#### WORK TO DO
Check every line below for the word "Paulo" and show those that hold it.

Dataset entries
━━━━━━

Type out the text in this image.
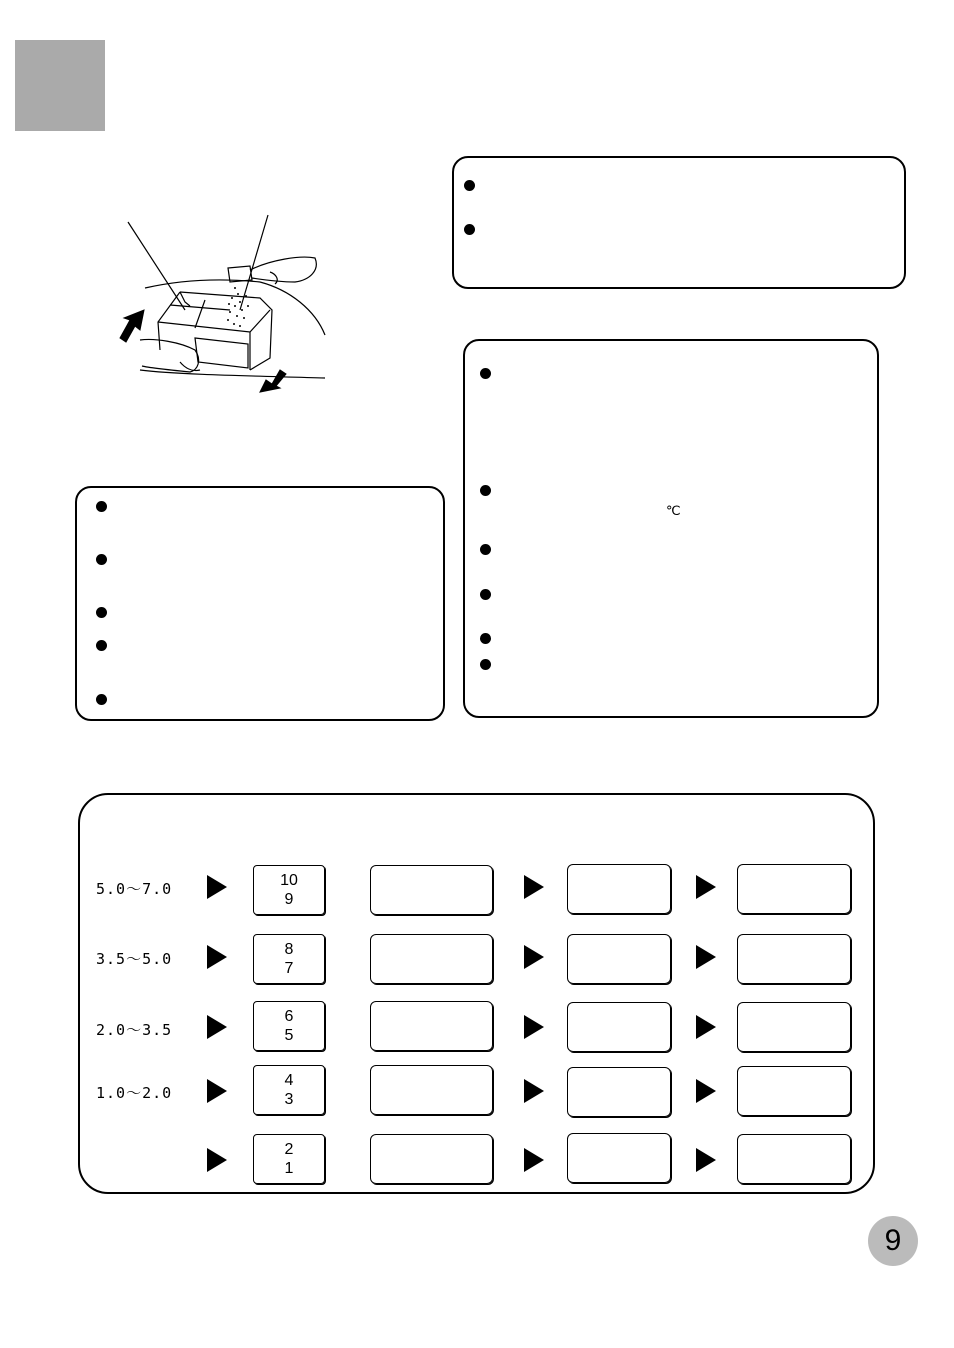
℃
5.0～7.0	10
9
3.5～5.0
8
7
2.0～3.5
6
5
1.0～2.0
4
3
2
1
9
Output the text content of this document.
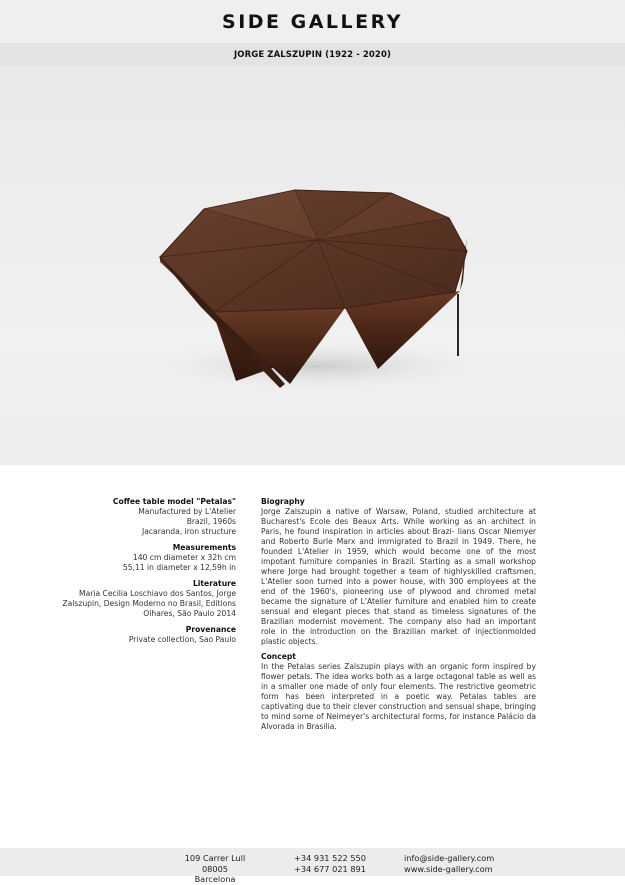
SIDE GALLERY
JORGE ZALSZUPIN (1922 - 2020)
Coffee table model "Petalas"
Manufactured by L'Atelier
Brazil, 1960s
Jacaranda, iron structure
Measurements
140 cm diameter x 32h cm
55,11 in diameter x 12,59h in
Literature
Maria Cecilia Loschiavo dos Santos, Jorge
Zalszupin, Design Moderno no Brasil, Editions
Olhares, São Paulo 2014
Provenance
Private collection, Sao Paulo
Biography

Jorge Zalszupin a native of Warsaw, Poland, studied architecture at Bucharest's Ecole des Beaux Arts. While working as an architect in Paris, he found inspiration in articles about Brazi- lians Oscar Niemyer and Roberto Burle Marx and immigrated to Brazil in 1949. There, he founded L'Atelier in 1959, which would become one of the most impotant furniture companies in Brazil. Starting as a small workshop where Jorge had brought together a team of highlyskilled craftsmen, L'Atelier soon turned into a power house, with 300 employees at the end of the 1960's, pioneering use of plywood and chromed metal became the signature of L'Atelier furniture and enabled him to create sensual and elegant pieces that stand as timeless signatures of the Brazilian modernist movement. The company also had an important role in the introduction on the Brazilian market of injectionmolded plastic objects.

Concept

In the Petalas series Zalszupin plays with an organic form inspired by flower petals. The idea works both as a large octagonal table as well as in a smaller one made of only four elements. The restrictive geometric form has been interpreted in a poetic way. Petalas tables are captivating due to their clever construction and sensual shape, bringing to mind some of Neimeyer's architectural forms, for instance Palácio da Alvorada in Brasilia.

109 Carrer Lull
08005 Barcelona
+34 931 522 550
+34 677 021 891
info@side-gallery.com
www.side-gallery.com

━━━━━━

#### SOLUTION TO THIS TASK
Olhares, São Paulo 2014
Private collection, Sao Paulo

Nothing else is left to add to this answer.